• Aim of the task: Copy, from the entries below, each line where the word "sustenance" can be found.

********

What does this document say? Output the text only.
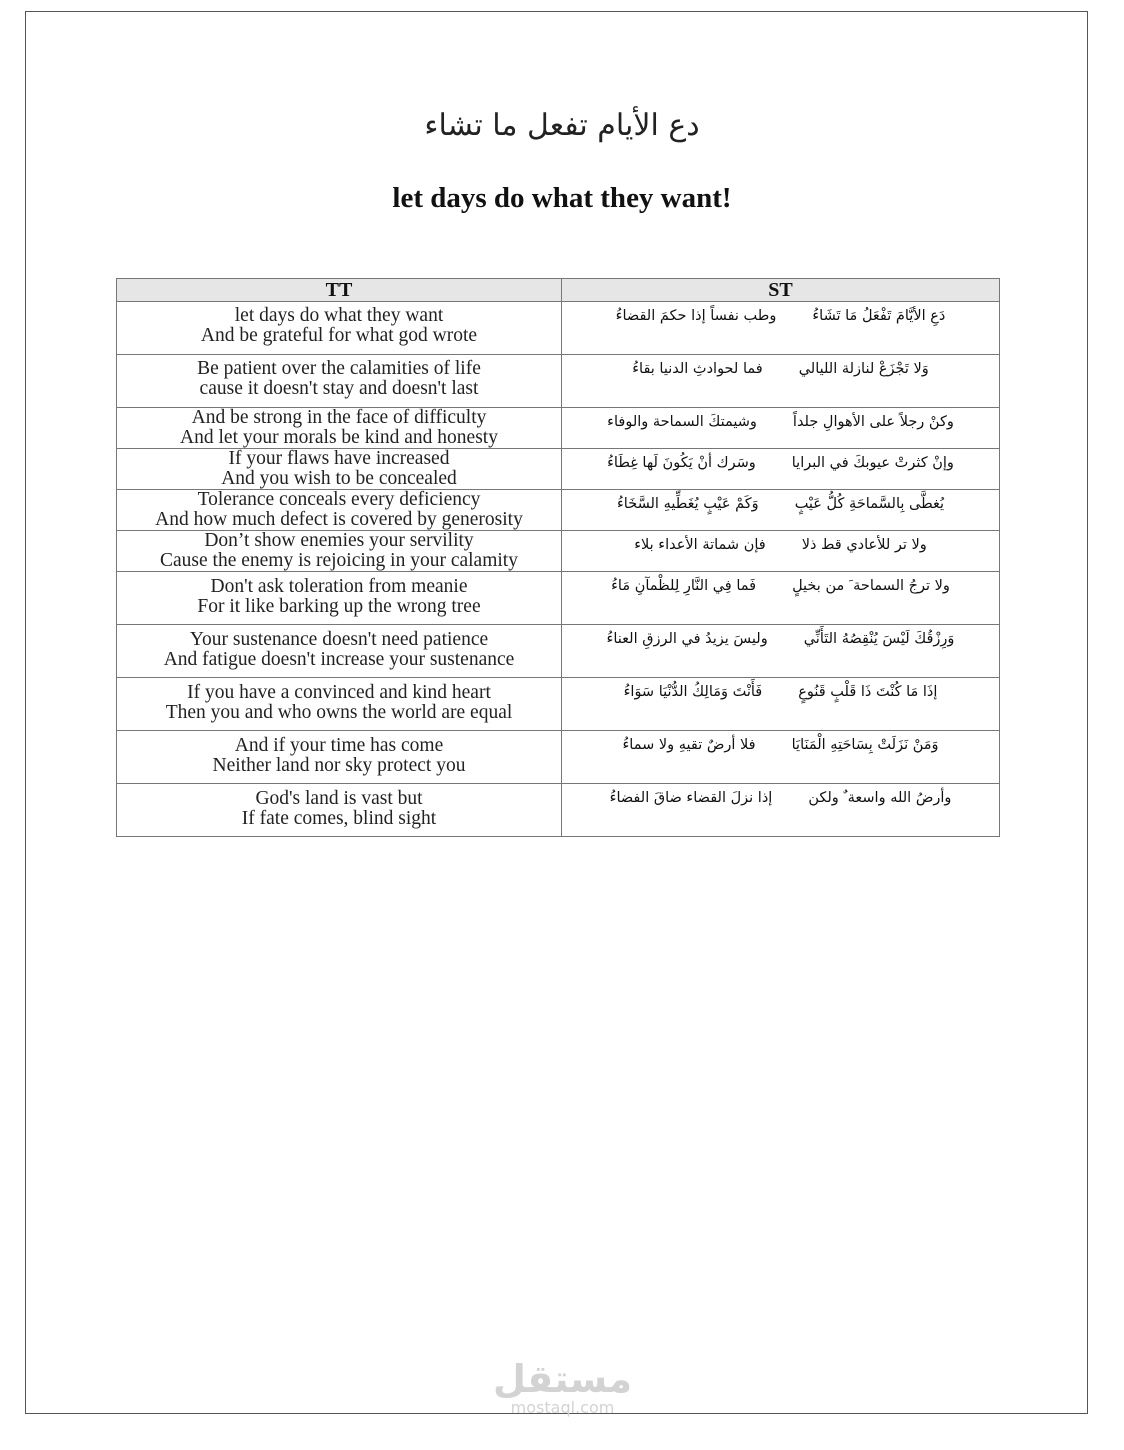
دع الأيام تفعل ما تشاء
let days do what they want!
TT	ST

let days do what they want
And be grateful for what god wrote	دَعِ الأيَّامَ تَفْعَلُ مَا تَشَاءُ
وطب نفساً إذا حكمَ القضاءُ

Be patient over the calamities of life
cause it doesn't stay and doesn't last	وَلا تَجْزَعْ لنازلة الليالي
فما لحوادثِ الدنيا بقاءُ

And be strong in the face of difficulty
And let your morals be kind and honesty	وكنْ رجلاً على الأهوالِ جلداً
وشيمتكَ السماحة والوفاء

If your flaws have increased
And you wish to be concealed	وإنْ كثرتْ عيوبكَ في البرايا
وسَرك أنْ يَكُونَ لَها غِطَاءُ

Tolerance conceals every deficiency
And how much defect is covered by generosity	يُغطَّى بِالسَّماحَةِ كُلُّ عَيْبٍ
وَكَمْ عَيْبٍ يُغَطِّيهِ السَّخَاءُ

Don’t show enemies your servility
Cause the enemy is rejoicing in your calamity	ولا تر للأعادي قط ذلا
فإن شماتة الأعداء بلاء

Don't ask toleration from meanie
For it like barking up the wrong tree	ولا ترجُ السماحة َ من بخيلٍ
فَما فِي النَّارِ لِلظْمآنِ مَاءُ

Your sustenance doesn't need patience
And fatigue doesn't increase your sustenance	وَرِزْقُكَ لَيْسَ يُنْقِصُهُ التَأَنِّي
وليسَ يزيدُ في الرزقِ العناءُ

If you have a convinced and kind heart
Then you and who owns the world are equal	إذَا مَا كُنْتَ ذَا قَلْبٍ قَنُوعٍ
فَأَنْتَ وَمَالِكُ الدُّنْيَا سَوَاءُ

And if your time has come
Neither land nor sky protect you	وَمَنْ نَزَلَتْ بِسَاحَتِهِ الْمَنَايَا
فلا أرضٌ تقيهِ ولا سماءُ

God's land is vast but
If fate comes, blind sight	وأرضُ الله واسعة ٌ ولكن
إذا نزلَ القضاء ضاقَ الفضاءُ
مستقل
mostaql.com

********

• Exercise solution:
Your sustenance doesn't need patience
And fatigue doesn't increase your sustenance	وَرِزْقُكَ لَيْسَ يُنْقِصُهُ التَأَنِّي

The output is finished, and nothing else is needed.